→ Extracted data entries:
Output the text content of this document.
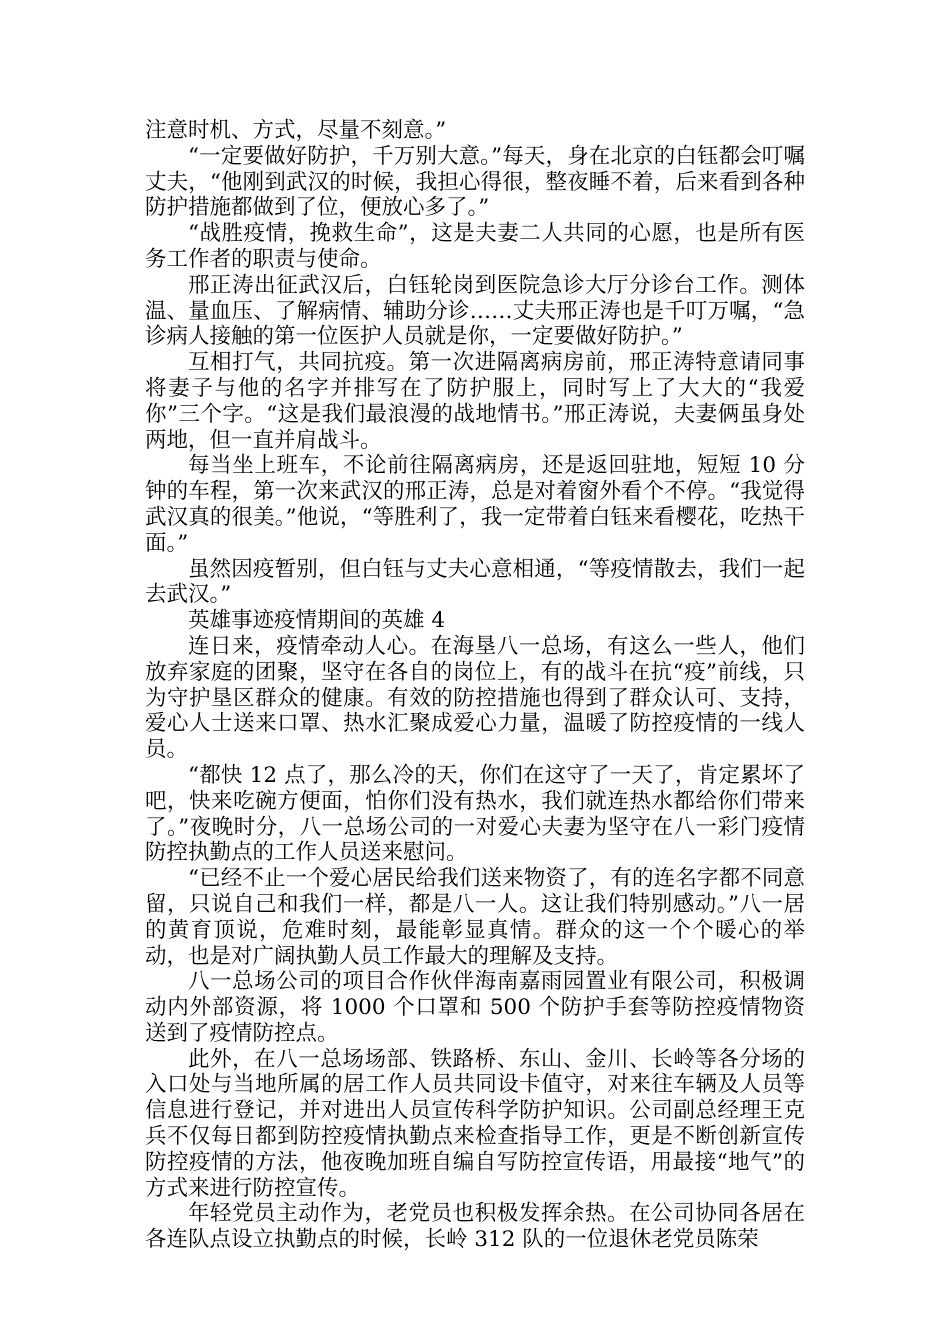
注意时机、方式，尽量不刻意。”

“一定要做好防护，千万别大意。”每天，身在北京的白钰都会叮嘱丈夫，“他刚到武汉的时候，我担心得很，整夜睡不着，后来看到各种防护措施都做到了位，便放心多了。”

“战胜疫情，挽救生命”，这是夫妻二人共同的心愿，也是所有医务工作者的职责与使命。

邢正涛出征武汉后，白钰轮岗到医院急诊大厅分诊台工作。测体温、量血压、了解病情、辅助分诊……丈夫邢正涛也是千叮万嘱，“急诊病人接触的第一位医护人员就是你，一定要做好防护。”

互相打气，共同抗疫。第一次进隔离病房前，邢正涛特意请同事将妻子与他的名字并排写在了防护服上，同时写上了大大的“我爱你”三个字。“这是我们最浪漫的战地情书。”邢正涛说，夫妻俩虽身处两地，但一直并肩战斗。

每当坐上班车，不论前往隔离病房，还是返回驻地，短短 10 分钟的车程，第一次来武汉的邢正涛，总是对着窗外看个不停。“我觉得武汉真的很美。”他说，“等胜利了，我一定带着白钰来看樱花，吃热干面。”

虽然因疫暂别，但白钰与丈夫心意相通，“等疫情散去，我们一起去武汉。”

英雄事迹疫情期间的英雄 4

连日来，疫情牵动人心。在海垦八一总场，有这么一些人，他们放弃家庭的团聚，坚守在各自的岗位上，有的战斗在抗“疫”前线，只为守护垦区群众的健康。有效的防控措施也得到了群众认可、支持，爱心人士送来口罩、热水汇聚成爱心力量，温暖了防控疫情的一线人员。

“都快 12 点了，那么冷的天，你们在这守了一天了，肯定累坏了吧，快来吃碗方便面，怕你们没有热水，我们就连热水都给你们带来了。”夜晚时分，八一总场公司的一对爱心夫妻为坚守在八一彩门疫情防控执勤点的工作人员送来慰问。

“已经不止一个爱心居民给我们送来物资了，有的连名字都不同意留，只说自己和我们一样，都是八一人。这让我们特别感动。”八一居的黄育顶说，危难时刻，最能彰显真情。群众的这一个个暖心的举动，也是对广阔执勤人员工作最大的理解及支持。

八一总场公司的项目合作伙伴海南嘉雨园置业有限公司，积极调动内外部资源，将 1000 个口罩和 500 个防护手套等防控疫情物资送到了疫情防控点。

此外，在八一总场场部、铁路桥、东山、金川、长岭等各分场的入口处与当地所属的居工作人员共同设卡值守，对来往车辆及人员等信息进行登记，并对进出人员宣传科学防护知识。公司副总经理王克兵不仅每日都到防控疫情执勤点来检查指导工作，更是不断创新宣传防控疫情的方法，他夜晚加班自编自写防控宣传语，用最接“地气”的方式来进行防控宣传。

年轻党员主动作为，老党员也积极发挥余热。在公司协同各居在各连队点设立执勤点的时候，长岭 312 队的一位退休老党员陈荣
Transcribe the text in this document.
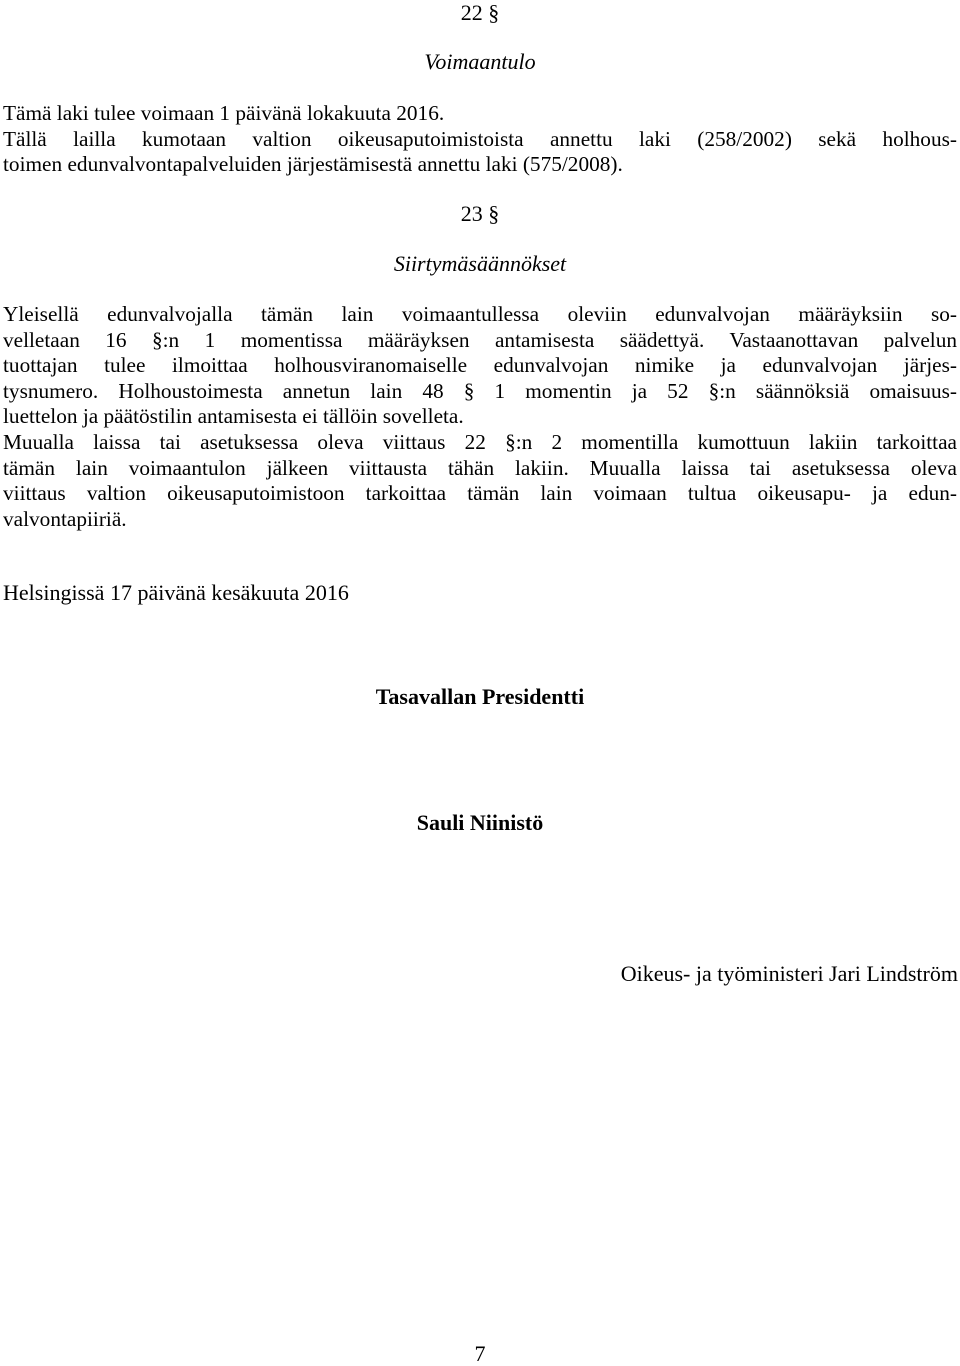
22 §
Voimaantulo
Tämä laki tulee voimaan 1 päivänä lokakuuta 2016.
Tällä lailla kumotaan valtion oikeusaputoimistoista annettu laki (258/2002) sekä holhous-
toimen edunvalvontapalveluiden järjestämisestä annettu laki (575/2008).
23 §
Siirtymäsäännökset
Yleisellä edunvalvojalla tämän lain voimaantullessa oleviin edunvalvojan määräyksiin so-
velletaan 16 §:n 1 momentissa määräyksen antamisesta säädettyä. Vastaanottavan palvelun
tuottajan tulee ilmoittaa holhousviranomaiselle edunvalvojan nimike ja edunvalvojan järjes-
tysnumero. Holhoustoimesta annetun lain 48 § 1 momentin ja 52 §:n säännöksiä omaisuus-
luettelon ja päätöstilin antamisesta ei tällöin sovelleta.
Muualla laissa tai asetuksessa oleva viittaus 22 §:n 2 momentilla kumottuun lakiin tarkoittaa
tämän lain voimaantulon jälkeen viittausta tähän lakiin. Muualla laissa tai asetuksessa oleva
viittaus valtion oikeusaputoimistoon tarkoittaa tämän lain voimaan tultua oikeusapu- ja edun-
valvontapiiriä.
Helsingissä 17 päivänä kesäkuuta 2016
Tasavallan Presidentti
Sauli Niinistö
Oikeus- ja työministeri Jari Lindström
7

→ Problem to solve: Each line that holds the word "laissa" is to be copied.

→ Full solution:
Muualla laissa tai asetuksessa oleva viittaus 22 §:n 2 momentilla kumottuun lakiin tarkoittaa
tämän lain voimaantulon jälkeen viittausta tähän lakiin. Muualla laissa tai asetuksessa oleva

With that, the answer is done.